For years, I built up in my mind that I wanted to attend a Broadway show. It was always on my “Bucket List” of things to do. That is, until I met the tall man with the soft walk whose smile lit up the room.

I crossed 42nd Street off my list around at the same time I met this man who cut his teeth performing on stage. I told him that I wanted to know more about his life. From there, the house lights faded, the orchestra began its overture and a million stories poured into me as the curtain lifted.

Lynn Michael Anthony is a name that only a laminated backstage pass could contain. He was modeling at the age of 2 1/2 before he could even talk. His first choreography? Pointing when the photographer said, “Say cheese!”

Flip through a Spiegel, Neiman’s, Big Chief or Austrian Bushman magazine and there he was. Left cheek exposed, smiling in his Sleepies pajamas.

He eventually traded one stage for another and found himself performing for Tennessee Williams. Next, he would be counted among the stars in “The Unsinkable Molly Brown.”

At the age of 8, he was acting in the Old Alley Theater in Houston, Texas, lauded by the Houston Press.

◆ Exercise prompt ◆
From the profile of the performer, reproduce the stretch from "Lynn Michael Anthony" through "the Houston Press." word for word. Rely on the profile of the performer and nothing else.

◆ Items ◆
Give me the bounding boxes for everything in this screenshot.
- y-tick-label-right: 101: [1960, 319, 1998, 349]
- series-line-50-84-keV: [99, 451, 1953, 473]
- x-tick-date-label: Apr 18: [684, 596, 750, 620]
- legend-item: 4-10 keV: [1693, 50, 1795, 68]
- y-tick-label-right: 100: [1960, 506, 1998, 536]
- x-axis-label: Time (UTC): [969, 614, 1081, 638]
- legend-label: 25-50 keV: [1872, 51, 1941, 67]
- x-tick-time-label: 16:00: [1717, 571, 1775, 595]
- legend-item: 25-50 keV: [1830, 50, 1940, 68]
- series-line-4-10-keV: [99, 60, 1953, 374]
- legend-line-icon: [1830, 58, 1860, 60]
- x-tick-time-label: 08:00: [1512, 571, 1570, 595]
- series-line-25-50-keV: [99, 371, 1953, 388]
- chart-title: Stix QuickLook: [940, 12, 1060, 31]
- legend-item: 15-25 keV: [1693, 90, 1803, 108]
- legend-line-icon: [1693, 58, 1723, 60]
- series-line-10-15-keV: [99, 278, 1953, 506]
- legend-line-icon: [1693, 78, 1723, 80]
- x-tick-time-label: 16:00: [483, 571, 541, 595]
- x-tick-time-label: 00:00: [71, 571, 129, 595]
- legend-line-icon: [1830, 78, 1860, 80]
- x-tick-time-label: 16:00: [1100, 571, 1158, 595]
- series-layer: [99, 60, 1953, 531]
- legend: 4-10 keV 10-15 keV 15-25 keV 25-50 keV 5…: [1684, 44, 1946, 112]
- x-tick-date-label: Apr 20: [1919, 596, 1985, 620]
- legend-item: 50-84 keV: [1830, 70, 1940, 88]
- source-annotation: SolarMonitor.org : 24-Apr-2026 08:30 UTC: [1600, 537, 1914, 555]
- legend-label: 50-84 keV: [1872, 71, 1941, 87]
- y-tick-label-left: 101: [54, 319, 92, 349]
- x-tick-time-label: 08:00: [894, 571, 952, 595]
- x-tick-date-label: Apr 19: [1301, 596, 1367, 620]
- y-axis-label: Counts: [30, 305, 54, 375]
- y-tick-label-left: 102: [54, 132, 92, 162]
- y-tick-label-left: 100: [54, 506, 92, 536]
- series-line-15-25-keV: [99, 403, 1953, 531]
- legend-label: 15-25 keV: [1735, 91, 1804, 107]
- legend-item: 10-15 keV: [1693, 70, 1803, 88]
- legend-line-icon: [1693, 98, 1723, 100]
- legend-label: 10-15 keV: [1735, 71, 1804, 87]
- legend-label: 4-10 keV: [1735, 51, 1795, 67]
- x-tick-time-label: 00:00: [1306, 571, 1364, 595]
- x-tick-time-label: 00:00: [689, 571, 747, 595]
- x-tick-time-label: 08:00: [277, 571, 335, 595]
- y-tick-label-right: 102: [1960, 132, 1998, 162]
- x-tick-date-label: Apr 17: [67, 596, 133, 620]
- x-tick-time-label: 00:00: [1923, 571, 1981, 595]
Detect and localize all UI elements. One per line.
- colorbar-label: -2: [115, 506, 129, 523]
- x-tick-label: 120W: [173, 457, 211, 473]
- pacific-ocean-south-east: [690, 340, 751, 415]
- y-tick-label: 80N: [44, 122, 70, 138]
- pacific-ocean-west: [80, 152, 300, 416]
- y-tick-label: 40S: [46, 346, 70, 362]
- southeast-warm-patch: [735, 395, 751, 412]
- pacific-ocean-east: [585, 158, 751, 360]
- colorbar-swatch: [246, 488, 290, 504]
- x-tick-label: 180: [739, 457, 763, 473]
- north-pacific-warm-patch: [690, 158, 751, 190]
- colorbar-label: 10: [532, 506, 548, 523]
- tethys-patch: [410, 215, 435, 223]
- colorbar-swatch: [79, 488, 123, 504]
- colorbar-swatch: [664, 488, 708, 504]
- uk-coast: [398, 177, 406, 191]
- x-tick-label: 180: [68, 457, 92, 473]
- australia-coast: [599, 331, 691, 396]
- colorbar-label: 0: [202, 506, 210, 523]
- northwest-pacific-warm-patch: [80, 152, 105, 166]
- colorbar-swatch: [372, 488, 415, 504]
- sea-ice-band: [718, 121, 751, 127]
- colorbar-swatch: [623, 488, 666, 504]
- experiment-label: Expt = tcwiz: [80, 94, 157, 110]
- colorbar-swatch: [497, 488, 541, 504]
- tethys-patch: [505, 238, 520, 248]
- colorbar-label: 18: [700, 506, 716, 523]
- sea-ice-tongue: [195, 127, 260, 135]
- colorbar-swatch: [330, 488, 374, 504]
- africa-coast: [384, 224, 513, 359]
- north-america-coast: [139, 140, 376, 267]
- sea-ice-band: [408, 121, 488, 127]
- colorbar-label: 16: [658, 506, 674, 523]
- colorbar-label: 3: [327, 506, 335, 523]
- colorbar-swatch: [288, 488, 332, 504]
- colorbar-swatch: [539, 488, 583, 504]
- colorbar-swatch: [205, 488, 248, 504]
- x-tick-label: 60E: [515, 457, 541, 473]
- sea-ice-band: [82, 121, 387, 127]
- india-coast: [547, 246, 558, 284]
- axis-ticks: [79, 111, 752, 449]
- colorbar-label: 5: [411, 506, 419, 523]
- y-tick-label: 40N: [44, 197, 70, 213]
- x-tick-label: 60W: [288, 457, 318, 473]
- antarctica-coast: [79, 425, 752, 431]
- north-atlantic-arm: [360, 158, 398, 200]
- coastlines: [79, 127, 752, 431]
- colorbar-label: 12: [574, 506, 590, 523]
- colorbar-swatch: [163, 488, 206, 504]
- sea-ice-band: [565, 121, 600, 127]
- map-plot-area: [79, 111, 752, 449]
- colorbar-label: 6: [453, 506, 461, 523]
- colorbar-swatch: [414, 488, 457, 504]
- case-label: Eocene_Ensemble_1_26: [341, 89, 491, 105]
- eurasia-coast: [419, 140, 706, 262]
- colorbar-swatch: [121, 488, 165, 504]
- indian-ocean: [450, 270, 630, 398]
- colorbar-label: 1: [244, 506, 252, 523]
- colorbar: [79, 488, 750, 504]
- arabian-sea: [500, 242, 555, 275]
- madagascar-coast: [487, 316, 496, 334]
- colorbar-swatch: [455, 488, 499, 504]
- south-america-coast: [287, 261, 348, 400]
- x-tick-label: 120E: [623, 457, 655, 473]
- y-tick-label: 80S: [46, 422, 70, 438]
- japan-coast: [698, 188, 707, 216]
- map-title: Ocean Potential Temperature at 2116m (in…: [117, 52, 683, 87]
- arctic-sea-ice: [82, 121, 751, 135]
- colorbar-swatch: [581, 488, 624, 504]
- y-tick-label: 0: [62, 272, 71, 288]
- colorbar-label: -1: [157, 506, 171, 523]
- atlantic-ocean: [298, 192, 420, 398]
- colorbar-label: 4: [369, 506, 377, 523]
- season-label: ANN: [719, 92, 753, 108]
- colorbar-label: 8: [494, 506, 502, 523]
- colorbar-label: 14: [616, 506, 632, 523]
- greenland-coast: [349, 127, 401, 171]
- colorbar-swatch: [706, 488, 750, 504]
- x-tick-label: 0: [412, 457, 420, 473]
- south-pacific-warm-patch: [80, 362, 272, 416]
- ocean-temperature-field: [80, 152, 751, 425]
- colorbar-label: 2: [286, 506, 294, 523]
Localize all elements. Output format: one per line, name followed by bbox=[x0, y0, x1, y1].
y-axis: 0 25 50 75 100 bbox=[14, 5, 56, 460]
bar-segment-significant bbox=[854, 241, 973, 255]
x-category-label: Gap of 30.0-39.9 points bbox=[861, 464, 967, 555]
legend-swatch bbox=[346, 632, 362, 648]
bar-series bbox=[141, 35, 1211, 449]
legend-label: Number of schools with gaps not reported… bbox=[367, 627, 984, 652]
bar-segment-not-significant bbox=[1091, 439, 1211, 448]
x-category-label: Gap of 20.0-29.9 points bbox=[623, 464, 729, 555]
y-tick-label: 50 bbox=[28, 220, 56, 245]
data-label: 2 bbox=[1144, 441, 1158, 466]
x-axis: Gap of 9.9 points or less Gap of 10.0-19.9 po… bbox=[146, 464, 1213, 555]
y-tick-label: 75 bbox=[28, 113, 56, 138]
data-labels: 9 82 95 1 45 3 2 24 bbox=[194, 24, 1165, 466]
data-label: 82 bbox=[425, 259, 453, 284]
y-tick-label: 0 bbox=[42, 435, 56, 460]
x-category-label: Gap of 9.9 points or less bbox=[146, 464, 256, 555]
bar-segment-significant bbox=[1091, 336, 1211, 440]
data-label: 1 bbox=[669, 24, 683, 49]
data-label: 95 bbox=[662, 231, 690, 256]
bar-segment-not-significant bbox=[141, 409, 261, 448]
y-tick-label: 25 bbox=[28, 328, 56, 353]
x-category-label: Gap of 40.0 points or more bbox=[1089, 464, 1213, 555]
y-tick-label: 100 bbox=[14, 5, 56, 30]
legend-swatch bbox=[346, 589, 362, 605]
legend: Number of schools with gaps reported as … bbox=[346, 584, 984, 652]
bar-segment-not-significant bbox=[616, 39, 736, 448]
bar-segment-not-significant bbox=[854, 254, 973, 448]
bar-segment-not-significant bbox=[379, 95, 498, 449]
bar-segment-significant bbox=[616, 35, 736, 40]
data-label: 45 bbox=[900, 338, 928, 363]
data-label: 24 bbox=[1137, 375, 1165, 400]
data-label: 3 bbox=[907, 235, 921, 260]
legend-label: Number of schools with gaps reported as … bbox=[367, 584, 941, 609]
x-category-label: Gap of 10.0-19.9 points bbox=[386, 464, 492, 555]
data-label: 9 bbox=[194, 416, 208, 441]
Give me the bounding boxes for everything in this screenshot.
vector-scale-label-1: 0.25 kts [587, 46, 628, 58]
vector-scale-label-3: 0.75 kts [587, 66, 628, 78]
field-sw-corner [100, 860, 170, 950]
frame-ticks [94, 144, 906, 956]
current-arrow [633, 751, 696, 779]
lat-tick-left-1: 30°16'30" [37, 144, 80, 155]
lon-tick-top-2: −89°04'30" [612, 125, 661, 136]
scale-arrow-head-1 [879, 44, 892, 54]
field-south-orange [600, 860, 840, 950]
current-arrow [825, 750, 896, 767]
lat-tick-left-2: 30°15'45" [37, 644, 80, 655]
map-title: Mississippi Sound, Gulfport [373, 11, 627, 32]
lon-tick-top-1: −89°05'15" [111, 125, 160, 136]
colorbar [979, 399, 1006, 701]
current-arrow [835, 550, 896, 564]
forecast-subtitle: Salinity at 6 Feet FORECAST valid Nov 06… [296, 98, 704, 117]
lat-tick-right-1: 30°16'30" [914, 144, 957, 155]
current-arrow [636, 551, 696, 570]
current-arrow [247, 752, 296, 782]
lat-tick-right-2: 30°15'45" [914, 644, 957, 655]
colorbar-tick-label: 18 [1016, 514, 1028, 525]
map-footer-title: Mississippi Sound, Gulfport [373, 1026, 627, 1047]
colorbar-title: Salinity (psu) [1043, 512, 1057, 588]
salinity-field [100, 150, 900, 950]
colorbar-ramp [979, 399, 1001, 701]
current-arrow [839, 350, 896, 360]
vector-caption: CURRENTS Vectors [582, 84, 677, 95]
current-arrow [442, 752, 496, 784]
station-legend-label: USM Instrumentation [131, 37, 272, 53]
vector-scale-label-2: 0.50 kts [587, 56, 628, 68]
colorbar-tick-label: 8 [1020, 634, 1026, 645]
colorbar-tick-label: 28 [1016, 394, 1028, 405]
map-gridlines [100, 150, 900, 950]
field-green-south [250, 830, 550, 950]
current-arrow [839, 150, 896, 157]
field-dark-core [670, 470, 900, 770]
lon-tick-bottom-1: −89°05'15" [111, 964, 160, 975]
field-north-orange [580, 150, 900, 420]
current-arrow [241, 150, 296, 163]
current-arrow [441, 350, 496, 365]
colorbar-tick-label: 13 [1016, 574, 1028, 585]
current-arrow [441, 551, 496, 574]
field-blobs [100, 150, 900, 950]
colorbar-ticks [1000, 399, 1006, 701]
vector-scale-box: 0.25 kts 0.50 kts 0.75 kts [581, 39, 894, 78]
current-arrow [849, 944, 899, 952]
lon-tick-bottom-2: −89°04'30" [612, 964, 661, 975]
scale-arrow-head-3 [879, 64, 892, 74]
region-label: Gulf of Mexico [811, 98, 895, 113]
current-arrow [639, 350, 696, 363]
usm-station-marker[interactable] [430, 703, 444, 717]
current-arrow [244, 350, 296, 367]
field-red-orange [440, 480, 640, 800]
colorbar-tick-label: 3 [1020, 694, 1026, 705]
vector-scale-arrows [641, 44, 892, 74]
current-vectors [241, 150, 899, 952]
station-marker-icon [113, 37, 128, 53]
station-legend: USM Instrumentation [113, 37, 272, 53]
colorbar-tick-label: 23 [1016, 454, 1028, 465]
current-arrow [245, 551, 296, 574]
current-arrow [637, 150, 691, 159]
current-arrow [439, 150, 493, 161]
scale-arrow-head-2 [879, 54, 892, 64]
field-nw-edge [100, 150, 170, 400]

◆ Final answer ◆
Lynn Michael Anthony is a name that only a laminated backstage pass could contain. He was modeling at the age of 2 1/2 before he could even talk. His first choreography? Pointing when the photographer said, “Say cheese!”

Flip through a Spiegel, Neiman’s, Big Chief or Austrian Bushman magazine and there he was. Left cheek exposed, smiling in his Sleepies pajamas.

He eventually traded one stage for another and found himself performing for Tennessee Williams. Next, he would be counted among the stars in “The Unsinkable Molly Brown.”

At the age of 8, he was acting in the Old Alley Theater in Houston, Texas, lauded by the Houston Press.